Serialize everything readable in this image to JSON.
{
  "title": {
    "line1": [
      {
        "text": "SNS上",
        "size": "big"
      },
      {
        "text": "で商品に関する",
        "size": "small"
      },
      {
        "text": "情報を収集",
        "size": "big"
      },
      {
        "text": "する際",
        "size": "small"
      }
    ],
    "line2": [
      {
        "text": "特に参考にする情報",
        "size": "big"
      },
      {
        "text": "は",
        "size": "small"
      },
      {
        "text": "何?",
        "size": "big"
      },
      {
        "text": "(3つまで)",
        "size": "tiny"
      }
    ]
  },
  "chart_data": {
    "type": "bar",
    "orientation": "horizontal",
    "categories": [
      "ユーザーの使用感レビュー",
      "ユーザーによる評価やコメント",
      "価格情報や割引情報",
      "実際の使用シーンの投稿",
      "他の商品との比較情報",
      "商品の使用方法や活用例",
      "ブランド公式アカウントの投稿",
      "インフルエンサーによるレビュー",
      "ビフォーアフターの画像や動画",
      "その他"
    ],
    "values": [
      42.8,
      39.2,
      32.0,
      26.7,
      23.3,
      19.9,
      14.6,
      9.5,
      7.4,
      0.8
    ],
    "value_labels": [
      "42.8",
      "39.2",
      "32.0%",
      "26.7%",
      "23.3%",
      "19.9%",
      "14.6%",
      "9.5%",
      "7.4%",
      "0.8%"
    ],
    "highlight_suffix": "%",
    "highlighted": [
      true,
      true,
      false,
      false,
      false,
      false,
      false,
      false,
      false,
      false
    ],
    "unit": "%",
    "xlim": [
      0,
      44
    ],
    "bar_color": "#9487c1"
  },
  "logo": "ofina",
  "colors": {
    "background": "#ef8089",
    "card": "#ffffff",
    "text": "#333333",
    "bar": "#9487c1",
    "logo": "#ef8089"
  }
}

What is needed:
All of the entries above should be written out again exactly.

Reply to the exercise:
Serialize everything readable in this image to JSON.
{
  "title": {
    "line1": [
      {
        "text": "SNS上",
        "size": "big"
      },
      {
        "text": "で商品に関する",
        "size": "small"
      },
      {
        "text": "情報を収集",
        "size": "big"
      },
      {
        "text": "する際",
        "size": "small"
      }
    ],
    "line2": [
      {
        "text": "特に参考にする情報",
        "size": "big"
      },
      {
        "text": "は",
        "size": "small"
      },
      {
        "text": "何?",
        "size": "big"
      },
      {
        "text": "(3つまで)",
        "size": "tiny"
      }
    ]
  },
  "chart_data": {
    "type": "bar",
    "orientation": "horizontal",
    "categories": [
      "ユーザーの使用感レビュー",
      "ユーザーによる評価やコメント",
      "価格情報や割引情報",
      "実際の使用シーンの投稿",
      "他の商品との比較情報",
      "商品の使用方法や活用例",
      "ブランド公式アカウントの投稿",
      "インフルエンサーによるレビュー",
      "ビフォーアフターの画像や動画",
      "その他"
    ],
    "values": [
      42.8,
      39.2,
      32.0,
      26.7,
      23.3,
      19.9,
      14.6,
      9.5,
      7.4,
      0.8
    ],
    "value_labels": [
      "42.8",
      "39.2",
      "32.0%",
      "26.7%",
      "23.3%",
      "19.9%",
      "14.6%",
      "9.5%",
      "7.4%",
      "0.8%"
    ],
    "highlight_suffix": "%",
    "highlighted": [
      true,
      true,
      false,
      false,
      false,
      false,
      false,
      false,
      false,
      false
    ],
    "unit": "%",
    "xlim": [
      0,
      44
    ],
    "bar_color": "#9487c1"
  },
  "logo": "ofina",
  "colors": {
    "background": "#ef8089",
    "card": "#ffffff",
    "text": "#333333",
    "bar": "#9487c1",
    "logo": "#ef8089"
  }
}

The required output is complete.